#### [Instructions to follow]
Look through the data for the string "Szczegółowa". Copy every line where it is found.

>> Start

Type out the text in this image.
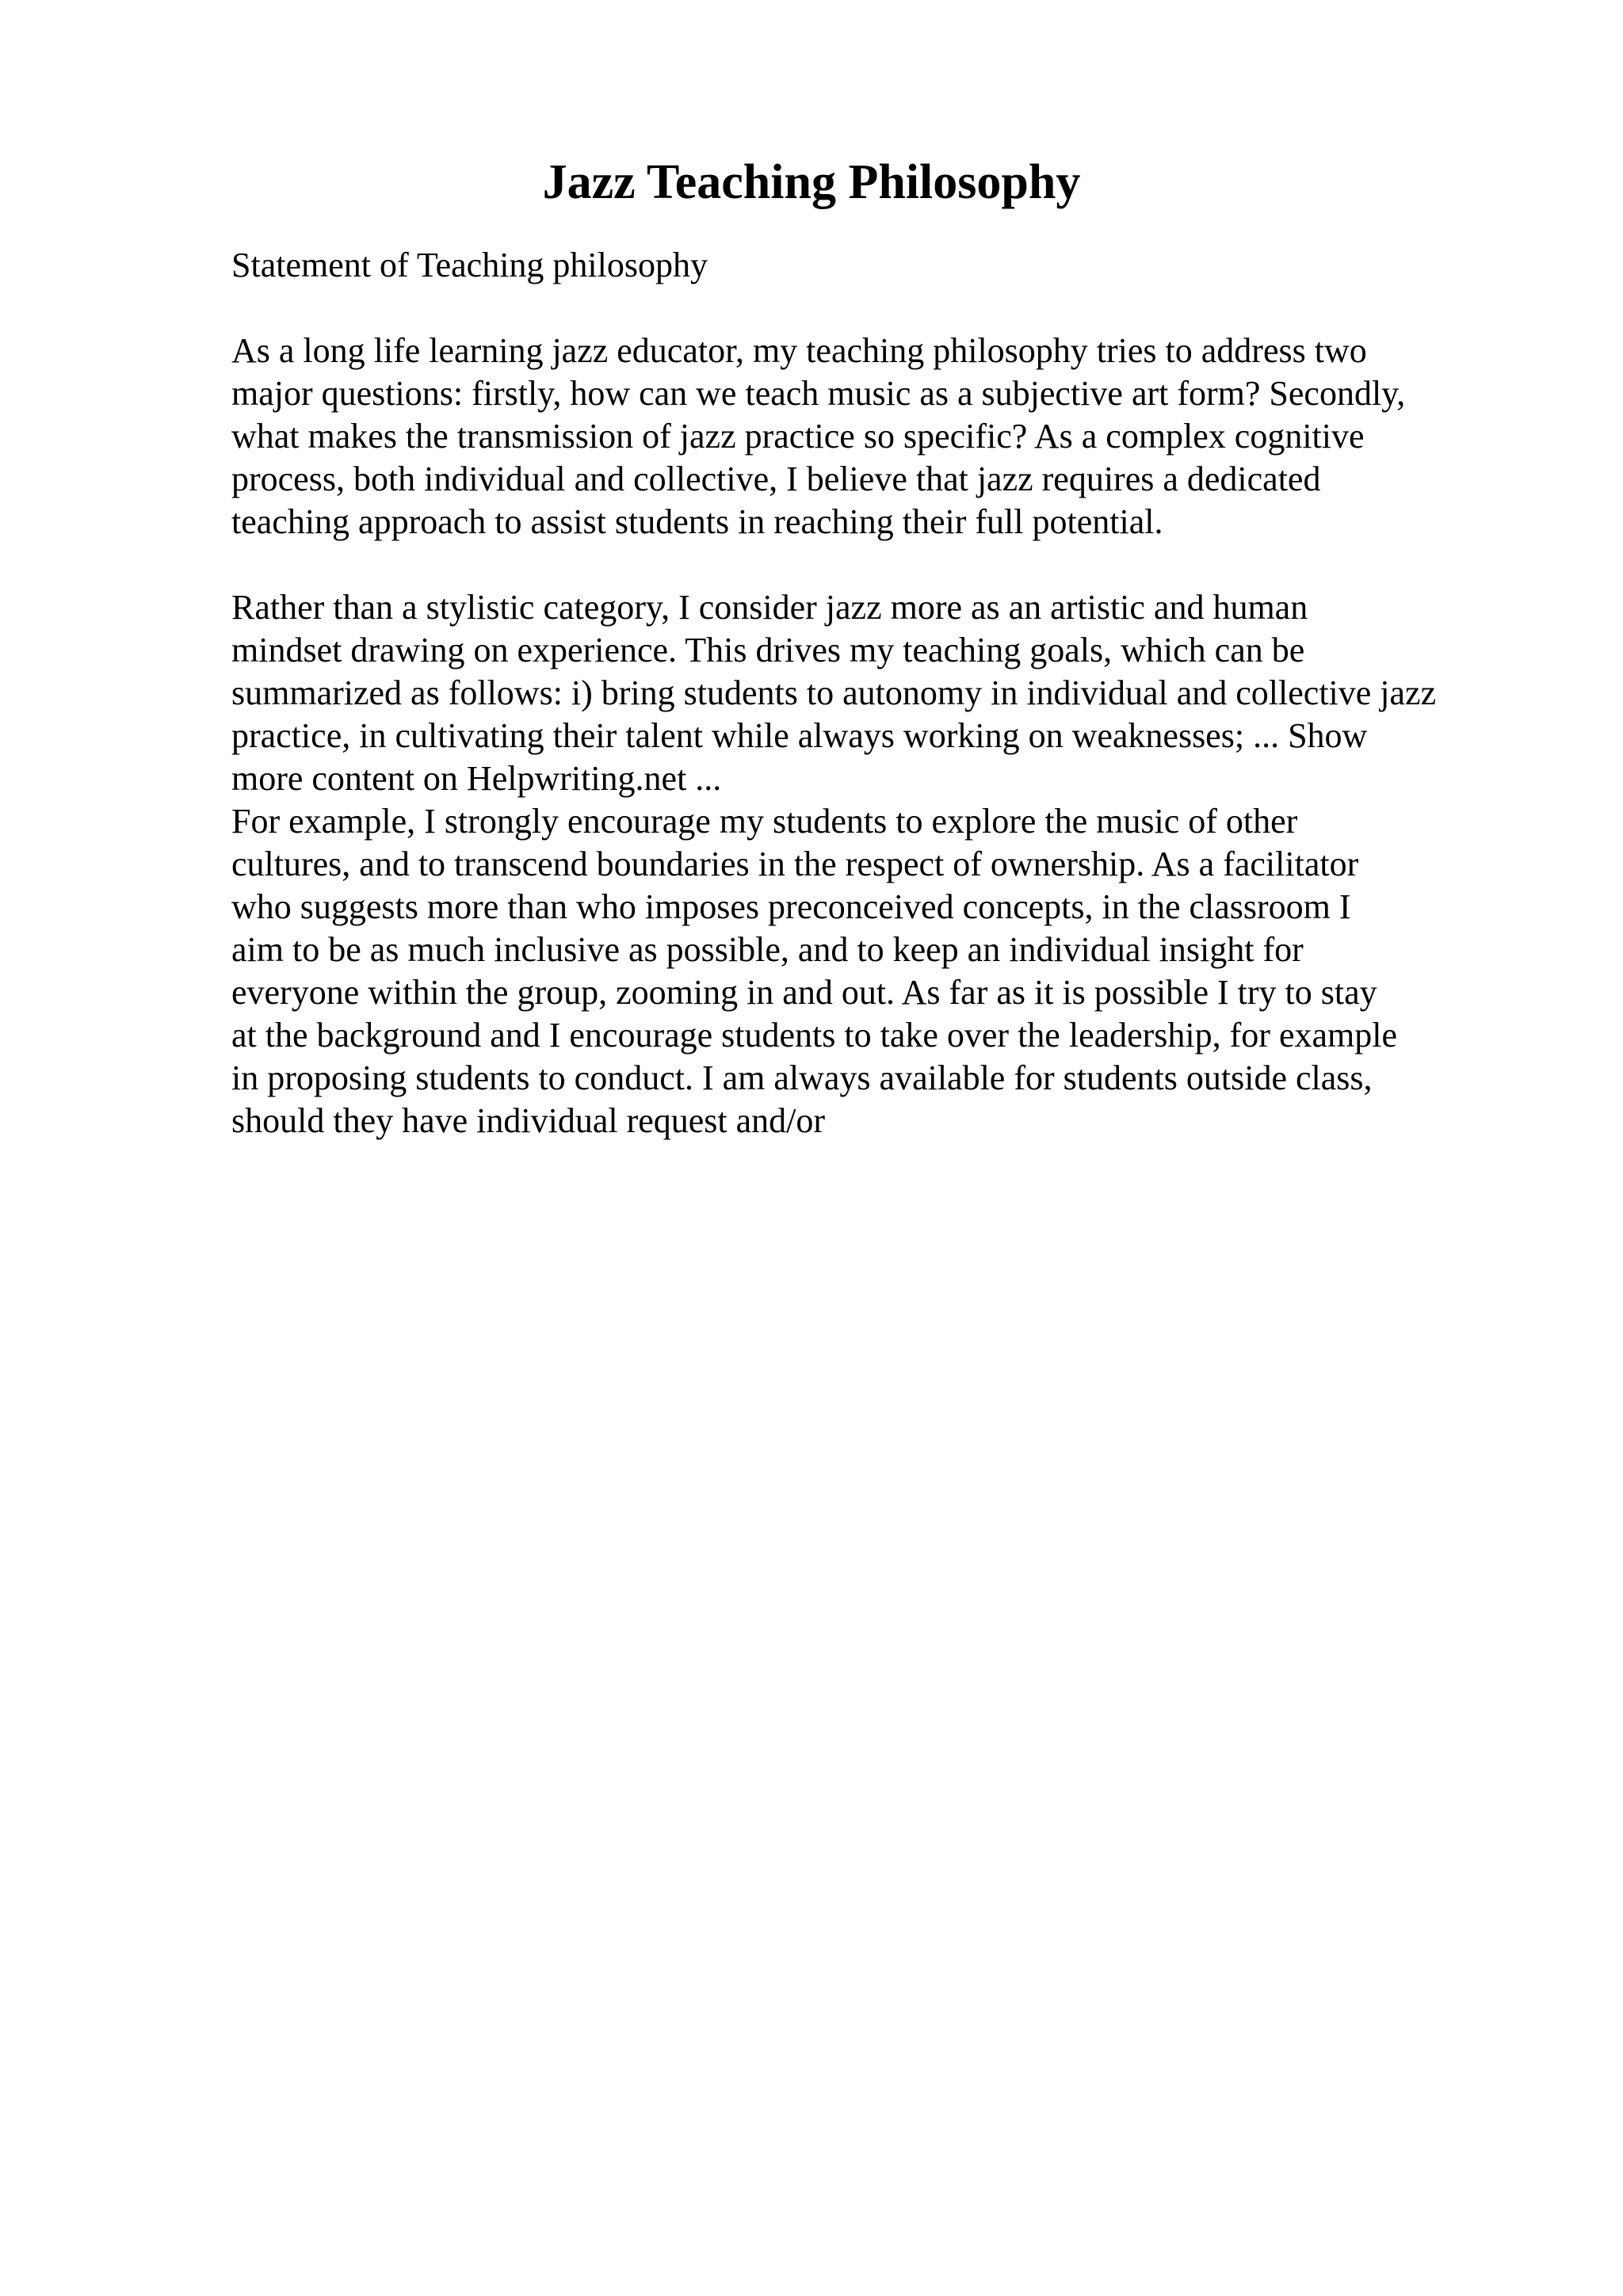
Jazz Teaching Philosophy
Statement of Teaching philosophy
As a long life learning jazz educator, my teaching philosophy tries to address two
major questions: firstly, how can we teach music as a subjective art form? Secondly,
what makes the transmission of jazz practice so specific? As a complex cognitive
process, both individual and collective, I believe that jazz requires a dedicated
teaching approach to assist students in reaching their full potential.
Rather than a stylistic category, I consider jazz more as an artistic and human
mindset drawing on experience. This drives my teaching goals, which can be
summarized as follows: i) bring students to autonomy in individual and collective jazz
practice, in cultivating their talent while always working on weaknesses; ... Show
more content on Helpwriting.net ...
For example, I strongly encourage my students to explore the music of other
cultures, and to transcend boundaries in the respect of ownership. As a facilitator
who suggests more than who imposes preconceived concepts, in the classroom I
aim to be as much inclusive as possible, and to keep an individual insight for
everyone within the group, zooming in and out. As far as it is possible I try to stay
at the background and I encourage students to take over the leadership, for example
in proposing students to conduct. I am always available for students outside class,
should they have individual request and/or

>> End
>> Start

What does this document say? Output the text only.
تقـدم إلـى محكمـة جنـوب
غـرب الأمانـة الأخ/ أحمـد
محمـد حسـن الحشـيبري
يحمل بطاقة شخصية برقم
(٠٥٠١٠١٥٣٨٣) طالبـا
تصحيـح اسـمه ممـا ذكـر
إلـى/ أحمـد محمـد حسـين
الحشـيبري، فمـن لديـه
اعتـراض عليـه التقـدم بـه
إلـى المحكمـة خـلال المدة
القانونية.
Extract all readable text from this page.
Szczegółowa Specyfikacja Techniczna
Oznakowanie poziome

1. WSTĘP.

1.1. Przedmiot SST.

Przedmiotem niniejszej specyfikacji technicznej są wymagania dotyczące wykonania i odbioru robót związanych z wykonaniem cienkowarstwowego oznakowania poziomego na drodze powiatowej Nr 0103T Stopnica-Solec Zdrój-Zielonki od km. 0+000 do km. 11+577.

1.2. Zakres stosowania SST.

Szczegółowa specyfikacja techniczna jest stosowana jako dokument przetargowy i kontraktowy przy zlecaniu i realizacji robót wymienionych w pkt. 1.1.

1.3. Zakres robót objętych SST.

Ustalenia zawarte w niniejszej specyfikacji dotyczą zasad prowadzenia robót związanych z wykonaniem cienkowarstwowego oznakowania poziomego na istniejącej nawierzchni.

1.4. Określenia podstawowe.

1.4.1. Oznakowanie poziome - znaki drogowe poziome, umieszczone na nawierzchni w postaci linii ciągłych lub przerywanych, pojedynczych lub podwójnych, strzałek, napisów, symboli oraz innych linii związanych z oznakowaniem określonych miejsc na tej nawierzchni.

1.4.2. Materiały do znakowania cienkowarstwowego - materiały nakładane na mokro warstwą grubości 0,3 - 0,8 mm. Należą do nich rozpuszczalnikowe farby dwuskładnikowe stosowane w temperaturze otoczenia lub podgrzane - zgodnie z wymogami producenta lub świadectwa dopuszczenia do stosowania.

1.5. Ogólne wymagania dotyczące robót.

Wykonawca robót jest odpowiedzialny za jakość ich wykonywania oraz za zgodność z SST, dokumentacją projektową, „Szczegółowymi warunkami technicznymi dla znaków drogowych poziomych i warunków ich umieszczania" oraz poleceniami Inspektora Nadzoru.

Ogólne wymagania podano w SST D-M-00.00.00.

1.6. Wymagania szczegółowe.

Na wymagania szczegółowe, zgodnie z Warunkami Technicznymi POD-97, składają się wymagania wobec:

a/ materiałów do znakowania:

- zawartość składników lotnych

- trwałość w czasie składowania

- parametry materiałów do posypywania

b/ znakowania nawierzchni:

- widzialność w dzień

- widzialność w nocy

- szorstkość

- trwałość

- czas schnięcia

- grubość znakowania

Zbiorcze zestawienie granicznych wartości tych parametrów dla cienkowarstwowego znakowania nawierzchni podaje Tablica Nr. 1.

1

>> End
>> Start

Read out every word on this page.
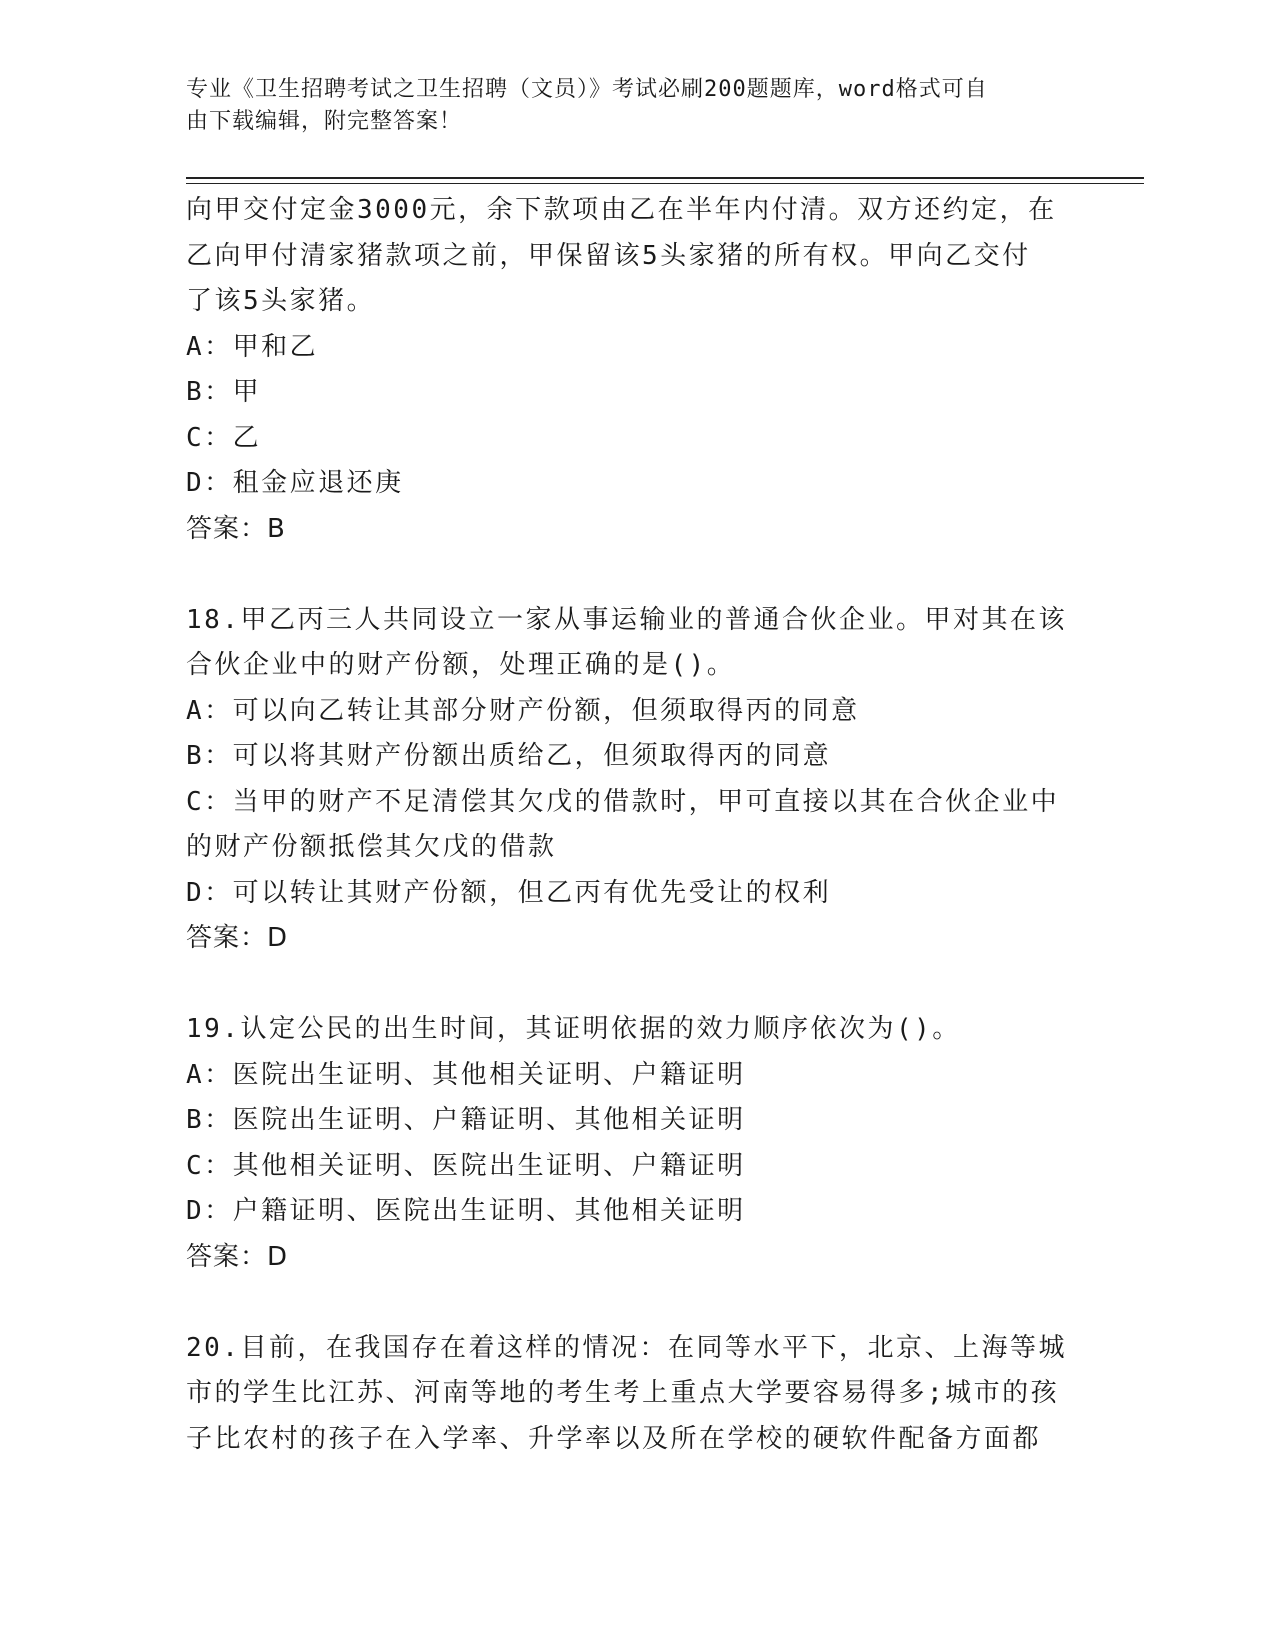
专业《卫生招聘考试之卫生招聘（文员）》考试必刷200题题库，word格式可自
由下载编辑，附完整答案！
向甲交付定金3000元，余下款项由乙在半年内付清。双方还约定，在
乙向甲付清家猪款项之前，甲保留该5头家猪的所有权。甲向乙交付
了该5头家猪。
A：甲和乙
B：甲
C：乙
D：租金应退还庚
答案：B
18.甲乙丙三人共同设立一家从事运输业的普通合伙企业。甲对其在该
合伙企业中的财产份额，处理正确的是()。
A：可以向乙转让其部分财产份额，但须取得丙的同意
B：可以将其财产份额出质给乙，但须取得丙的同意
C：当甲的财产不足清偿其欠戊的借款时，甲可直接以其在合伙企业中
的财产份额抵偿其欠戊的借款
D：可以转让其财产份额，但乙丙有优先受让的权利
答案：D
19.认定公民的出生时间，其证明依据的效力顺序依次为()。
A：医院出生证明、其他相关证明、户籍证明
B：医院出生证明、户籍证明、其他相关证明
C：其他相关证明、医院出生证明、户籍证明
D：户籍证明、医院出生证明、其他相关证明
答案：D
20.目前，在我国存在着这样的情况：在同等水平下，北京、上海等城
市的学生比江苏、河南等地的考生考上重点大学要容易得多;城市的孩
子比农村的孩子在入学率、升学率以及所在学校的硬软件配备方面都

>> End

#### [Exercise response]
Szczegółowa Specyfikacja Techniczna
Szczegółowa specyfikacja techniczna jest stosowana jako dokument przetargowy i kontraktowy przy zlecaniu i realizacji robót wymienionych w pkt. 1.1.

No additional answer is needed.